▸ **Required work**
From the letters on the election below, quote word for word everything from "Fix the process" down to "civility or class?".

*** Text passage ***

We have had eight years of Republicans in Congress saying no to anything the president tried to do. Now it looks as if they are getting ready to do it for four more years if they don’t get their person elected.
How can a democracy work if some in Congress continue to act like children and don’t cooperate if they don’t get their way? I tried to ask Sen. Roy Blunt about doing the job we elected him to do, but he gave me the standard, “I know better than the voter” response.
I guess it’s time to elect a senator who will work for the country first and the party second.
Sugar Creek, Mo.
For those who find voting for Donald Trump or Hillary Clinton totally unacceptable, and if you are of a conservative persuasion, consider independent Evan McMullin.
He leads both Trump and Clinton in Utah. Voting for him as a write-in is showing support for his candidacy as a new, fresh conservative in 2020.
That would be a vote not wasted and no need to hold your nose in the polling booth.
Fix the process
According to the ads, we have no deserving candidates for any of the elective offices. What’s a body to do?
Just pick the ones who appear the least threatening and hope for the best, and, oh joy, we can do this all over again in two to four years.
Is this any way to run a country? Perhaps limiting the number of dollars dumped into this process could help.
I also feel sure that limiting the amount of time we must endure this circus could contribute to a more sane election. Surely, in this age of electronic communication, the candidates can get their message out to the people in a much shorter time, perhaps two months. It would also relieve the candidate from spending so much of his or her time begging for money.
Is there no decency?
I reference the current activities of the politicians chosen to represent “we the people.” I ask, “Is there no decency,” civility or class?
For most of our nation’s history, the majority of “we the people” have reached for higher values of etiquette, social interaction and achievement. And yet we witness deplorable conduct by the parties’ promoted political leaders, in the House, Senate and candidates for president, who are backed by an endless flow of all-controlling money.

*** Record set ***

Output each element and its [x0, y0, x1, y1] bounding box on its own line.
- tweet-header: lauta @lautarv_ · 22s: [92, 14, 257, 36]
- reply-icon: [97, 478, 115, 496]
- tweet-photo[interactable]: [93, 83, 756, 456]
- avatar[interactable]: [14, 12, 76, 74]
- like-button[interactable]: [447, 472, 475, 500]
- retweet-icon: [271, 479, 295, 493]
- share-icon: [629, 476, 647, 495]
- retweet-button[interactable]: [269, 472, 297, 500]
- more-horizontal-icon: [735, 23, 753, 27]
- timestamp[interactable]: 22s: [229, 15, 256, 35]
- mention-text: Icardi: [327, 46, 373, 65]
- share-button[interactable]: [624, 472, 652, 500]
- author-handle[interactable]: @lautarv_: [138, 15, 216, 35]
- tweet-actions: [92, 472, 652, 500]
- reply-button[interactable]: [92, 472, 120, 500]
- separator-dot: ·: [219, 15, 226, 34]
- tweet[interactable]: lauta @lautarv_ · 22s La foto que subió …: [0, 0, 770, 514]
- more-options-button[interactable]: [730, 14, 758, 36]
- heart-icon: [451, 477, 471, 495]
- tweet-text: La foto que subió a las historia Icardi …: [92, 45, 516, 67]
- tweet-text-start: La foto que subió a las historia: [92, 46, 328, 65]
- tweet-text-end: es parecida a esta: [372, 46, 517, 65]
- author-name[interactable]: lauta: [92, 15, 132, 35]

***

▸ **Correct result**
Fix the process
According to the ads, we have no deserving candidates for any of the elective offices. What’s a body to do?
Just pick the ones who appear the least threatening and hope for the best, and, oh joy, we can do this all over again in two to four years.
Is this any way to run a country? Perhaps limiting the number of dollars dumped into this process could help.
I also feel sure that limiting the amount of time we must endure this circus could contribute to a more sane election. Surely, in this age of electronic communication, the candidates can get their message out to the people in a much shorter time, perhaps two months. It would also relieve the candidate from spending so much of his or her time begging for money.
Is there no decency?
I reference the current activities of the politicians chosen to represent “we the people.” I ask, “Is there no decency,” civility or class?